--- Task requirements ---
Every line with the string "children" should be gathered.

** START Data supplied **

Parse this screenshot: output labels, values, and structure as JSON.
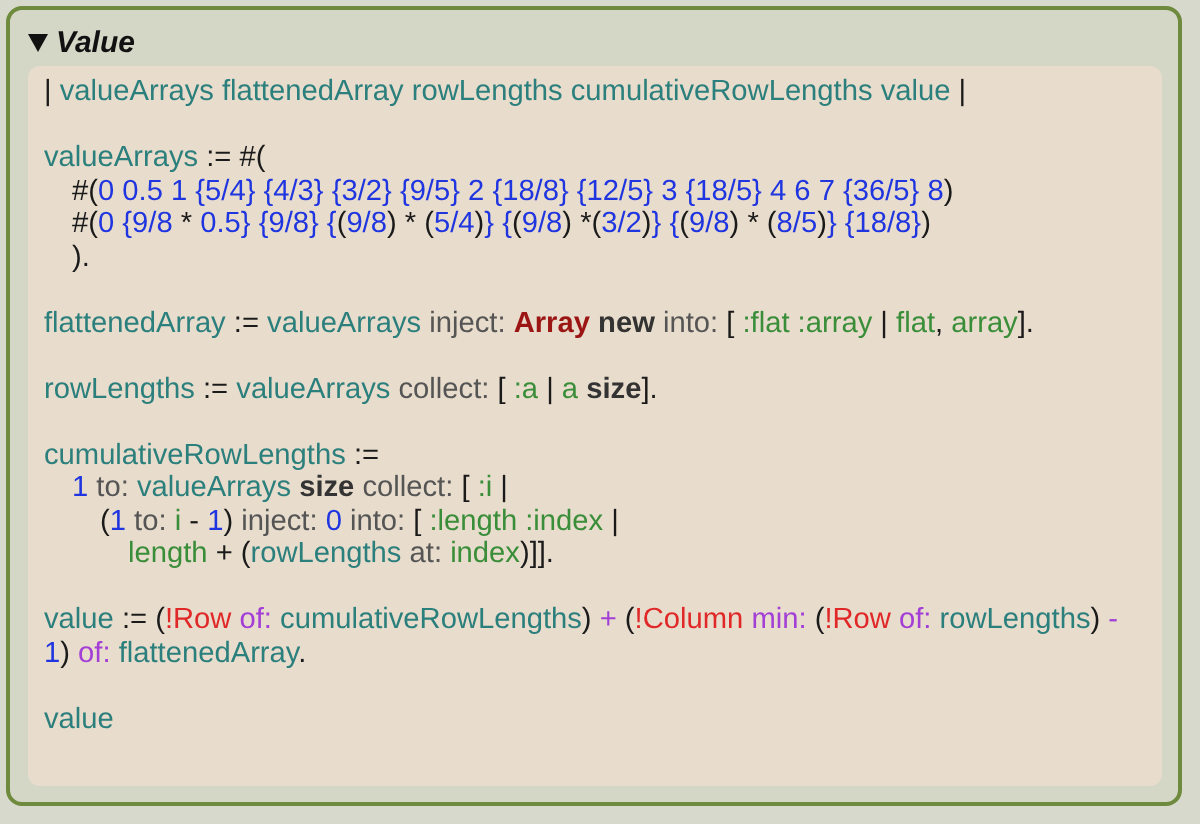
{
  "header": {
    "title": "Value",
    "expanded": true
  },
  "statements": [
    {
      "tokens": [
        {
          "kind": "punct",
          "text": "| "
        },
        {
          "kind": "var",
          "text": "valueArrays flattenedArray rowLengths cumulativeRowLengths value"
        },
        {
          "kind": "punct",
          "text": " |"
        }
      ]
    },
    {
      "tokens": [
        {
          "kind": "var",
          "text": "valueArrays"
        },
        {
          "kind": "punct",
          "text": " := #("
        }
      ],
      "children": [
        {
          "tokens": [
            {
              "kind": "punct",
              "text": "#("
            },
            {
              "kind": "num",
              "text": "0 0.5 1 {5/4} {4/3} {3/2} {9/5} 2 {18/8} {12/5} 3 {18/5} 4 6 7 {36/5} 8"
            },
            {
              "kind": "punct",
              "text": ")"
            }
          ]
        },
        {
          "tokens": [
            {
              "kind": "punct",
              "text": "#("
            },
            {
              "kind": "num",
              "text": "0 {9/8"
            },
            {
              "kind": "punct",
              "text": " * "
            },
            {
              "kind": "num",
              "text": "0.5} {9/8} {"
            },
            {
              "kind": "punct",
              "text": "("
            },
            {
              "kind": "num",
              "text": "9/8"
            },
            {
              "kind": "punct",
              "text": ") * ("
            },
            {
              "kind": "num",
              "text": "5/4"
            },
            {
              "kind": "punct",
              "text": ")"
            },
            {
              "kind": "num",
              "text": "} {"
            },
            {
              "kind": "punct",
              "text": "("
            },
            {
              "kind": "num",
              "text": "9/8"
            },
            {
              "kind": "punct",
              "text": ") *("
            },
            {
              "kind": "num",
              "text": "3/2"
            },
            {
              "kind": "punct",
              "text": ")"
            },
            {
              "kind": "num",
              "text": "} {"
            },
            {
              "kind": "punct",
              "text": "("
            },
            {
              "kind": "num",
              "text": "9/8"
            },
            {
              "kind": "punct",
              "text": ") * ("
            },
            {
              "kind": "num",
              "text": "8/5"
            },
            {
              "kind": "punct",
              "text": ")"
            },
            {
              "kind": "num",
              "text": "} {18/8}"
            },
            {
              "kind": "punct",
              "text": ")"
            }
          ]
        },
        {
          "tokens": [
            {
              "kind": "punct",
              "text": ")."
            }
          ]
        }
      ]
    },
    {
      "tokens": [
        {
          "kind": "var",
          "text": "flattenedArray"
        },
        {
          "kind": "punct",
          "text": " := "
        },
        {
          "kind": "var",
          "text": "valueArrays"
        },
        {
          "kind": "msg",
          "text": " inject: "
        },
        {
          "kind": "class",
          "text": "Array"
        },
        {
          "kind": "unary",
          "text": " new"
        },
        {
          "kind": "msg",
          "text": " into: "
        },
        {
          "kind": "punct",
          "text": "[ "
        },
        {
          "kind": "arg",
          "text": ":flat :array"
        },
        {
          "kind": "punct",
          "text": " | "
        },
        {
          "kind": "arg",
          "text": "flat"
        },
        {
          "kind": "punct",
          "text": ", "
        },
        {
          "kind": "arg",
          "text": "array"
        },
        {
          "kind": "punct",
          "text": "]."
        }
      ]
    },
    {
      "tokens": [
        {
          "kind": "var",
          "text": "rowLengths"
        },
        {
          "kind": "punct",
          "text": " := "
        },
        {
          "kind": "var",
          "text": "valueArrays"
        },
        {
          "kind": "msg",
          "text": " collect: "
        },
        {
          "kind": "punct",
          "text": "[ "
        },
        {
          "kind": "arg",
          "text": ":a"
        },
        {
          "kind": "punct",
          "text": " | "
        },
        {
          "kind": "arg",
          "text": "a"
        },
        {
          "kind": "unary",
          "text": " size"
        },
        {
          "kind": "punct",
          "text": "]."
        }
      ]
    },
    {
      "tokens": [
        {
          "kind": "var",
          "text": "cumulativeRowLengths"
        },
        {
          "kind": "punct",
          "text": " :="
        }
      ],
      "children": [
        {
          "tokens": [
            {
              "kind": "num",
              "text": "1"
            },
            {
              "kind": "msg",
              "text": " to: "
            },
            {
              "kind": "var",
              "text": "valueArrays"
            },
            {
              "kind": "unary",
              "text": " size"
            },
            {
              "kind": "msg",
              "text": " collect: "
            },
            {
              "kind": "punct",
              "text": "[ "
            },
            {
              "kind": "arg",
              "text": ":i"
            },
            {
              "kind": "punct",
              "text": " |"
            }
          ],
          "children": [
            {
              "tokens": [
                {
                  "kind": "punct",
                  "text": "("
                },
                {
                  "kind": "num",
                  "text": "1"
                },
                {
                  "kind": "msg",
                  "text": " to: "
                },
                {
                  "kind": "arg",
                  "text": "i"
                },
                {
                  "kind": "punct",
                  "text": " - "
                },
                {
                  "kind": "num",
                  "text": "1"
                },
                {
                  "kind": "punct",
                  "text": ")"
                },
                {
                  "kind": "msg",
                  "text": " inject: "
                },
                {
                  "kind": "num",
                  "text": "0"
                },
                {
                  "kind": "msg",
                  "text": " into: "
                },
                {
                  "kind": "punct",
                  "text": "[ "
                },
                {
                  "kind": "arg",
                  "text": ":length :index"
                },
                {
                  "kind": "punct",
                  "text": " |"
                }
              ],
              "children": [
                {
                  "tokens": [
                    {
                      "kind": "arg",
                      "text": "length"
                    },
                    {
                      "kind": "punct",
                      "text": " + ("
                    },
                    {
                      "kind": "var",
                      "text": "rowLengths"
                    },
                    {
                      "kind": "msg",
                      "text": " at: "
                    },
                    {
                      "kind": "arg",
                      "text": "index"
                    },
                    {
                      "kind": "punct",
                      "text": ")]]."
                    }
                  ]
                }
              ]
            }
          ]
        }
      ]
    },
    {
      "tokens": [
        {
          "kind": "var",
          "text": "value"
        },
        {
          "kind": "punct",
          "text": " := ("
        },
        {
          "kind": "ext",
          "text": "!Row"
        },
        {
          "kind": "key",
          "text": " of: "
        },
        {
          "kind": "var",
          "text": "cumulativeRowLengths"
        },
        {
          "kind": "punct",
          "text": ") "
        },
        {
          "kind": "key",
          "text": "+"
        },
        {
          "kind": "punct",
          "text": " ("
        },
        {
          "kind": "ext",
          "text": "!Column"
        },
        {
          "kind": "key",
          "text": " min: "
        },
        {
          "kind": "punct",
          "text": "("
        },
        {
          "kind": "ext",
          "text": "!Row"
        },
        {
          "kind": "key",
          "text": " of: "
        },
        {
          "kind": "var",
          "text": "rowLengths"
        },
        {
          "kind": "punct",
          "text": ") "
        },
        {
          "kind": "key",
          "text": "- "
        },
        {
          "kind": "num",
          "text": "1"
        },
        {
          "kind": "punct",
          "text": ")"
        },
        {
          "kind": "key",
          "text": " of: "
        },
        {
          "kind": "var",
          "text": "flattenedArray"
        },
        {
          "kind": "punct",
          "text": "."
        }
      ]
    },
    {
      "tokens": [
        {
          "kind": "var",
          "text": "value"
        }
      ]
    }
  ]
}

** END Data supplied **

--- Complete answer ---
      "children": [
      "children": [
          "children": [
              "children": [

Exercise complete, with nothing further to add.